TASK DESCRIPTION
The records below must be transcribed exactly. Do not include the pictures.
** Start of SUPPLIED MATERIAL **
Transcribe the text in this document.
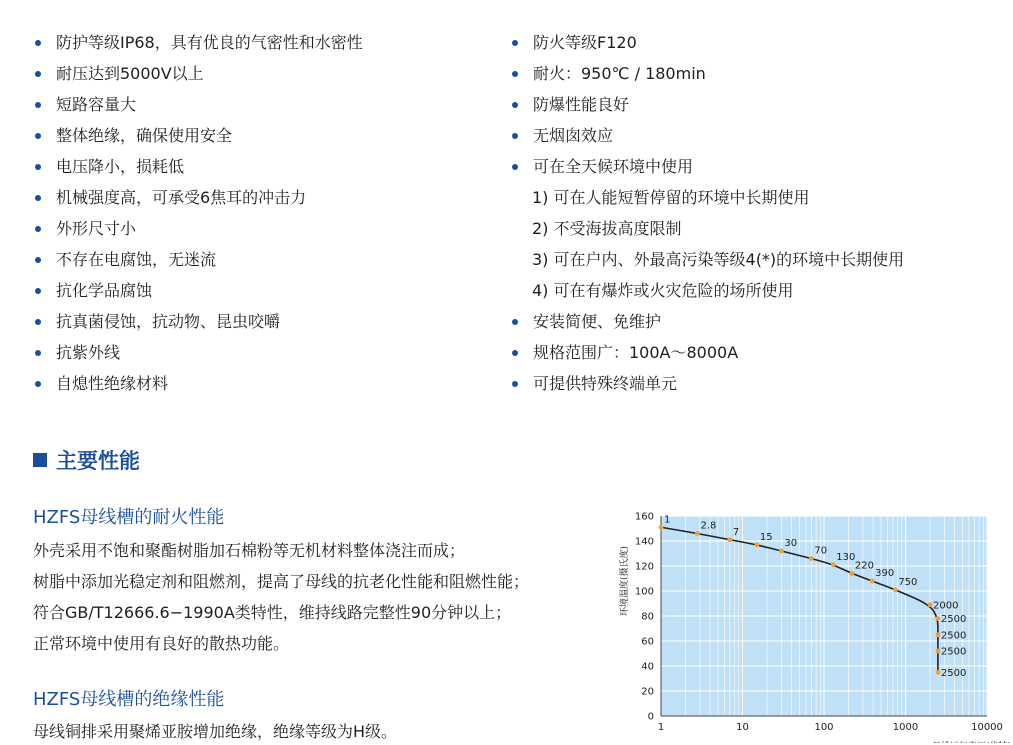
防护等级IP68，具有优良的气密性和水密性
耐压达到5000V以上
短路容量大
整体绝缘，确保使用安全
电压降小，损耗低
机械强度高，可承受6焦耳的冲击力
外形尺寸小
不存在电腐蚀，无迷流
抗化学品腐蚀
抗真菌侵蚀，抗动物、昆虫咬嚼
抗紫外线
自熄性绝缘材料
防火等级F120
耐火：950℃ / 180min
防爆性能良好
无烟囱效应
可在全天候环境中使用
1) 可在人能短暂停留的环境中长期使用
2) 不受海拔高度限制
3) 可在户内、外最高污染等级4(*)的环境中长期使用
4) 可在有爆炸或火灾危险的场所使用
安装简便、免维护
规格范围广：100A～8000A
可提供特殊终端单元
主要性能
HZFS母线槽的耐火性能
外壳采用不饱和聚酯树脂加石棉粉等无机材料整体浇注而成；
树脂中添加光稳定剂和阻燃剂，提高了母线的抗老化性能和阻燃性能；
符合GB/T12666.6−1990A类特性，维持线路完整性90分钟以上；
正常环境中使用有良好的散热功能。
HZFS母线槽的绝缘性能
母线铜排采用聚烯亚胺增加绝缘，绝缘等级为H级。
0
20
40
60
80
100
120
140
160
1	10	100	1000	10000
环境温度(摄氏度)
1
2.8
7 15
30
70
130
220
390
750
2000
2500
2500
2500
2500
** End of SUPPLIED MATERIAL **
WORKED SOLUTION
Transcribe the text in this document.
防护等级IP68，具有优良的气密性和水密性
耐压达到5000V以上
短路容量大
整体绝缘，确保使用安全
电压降小，损耗低
机械强度高，可承受6焦耳的冲击力
外形尺寸小
不存在电腐蚀，无迷流
抗化学品腐蚀
抗真菌侵蚀，抗动物、昆虫咬嚼
抗紫外线
自熄性绝缘材料
防火等级F120
耐火：950℃ / 180min
防爆性能良好
无烟囱效应
可在全天候环境中使用
1) 可在人能短暂停留的环境中长期使用
2) 不受海拔高度限制
3) 可在户内、外最高污染等级4(*)的环境中长期使用
4) 可在有爆炸或火灾危险的场所使用
安装简便、免维护
规格范围广：100A～8000A
可提供特殊终端单元
主要性能
HZFS母线槽的耐火性能
外壳采用不饱和聚酯树脂加石棉粉等无机材料整体浇注而成；
树脂中添加光稳定剂和阻燃剂，提高了母线的抗老化性能和阻燃性能；
符合GB/T12666.6−1990A类特性，维持线路完整性90分钟以上；
正常环境中使用有良好的散热功能。
HZFS母线槽的绝缘性能
母线铜排采用聚烯亚胺增加绝缘，绝缘等级为H级。
0
20
40
60
80
100
120
140
160
1	10	100	1000	10000
环境温度(摄氏度)
1
2.8
7 15
30
70
130
220
390
750
2000
2500
2500
2500
2500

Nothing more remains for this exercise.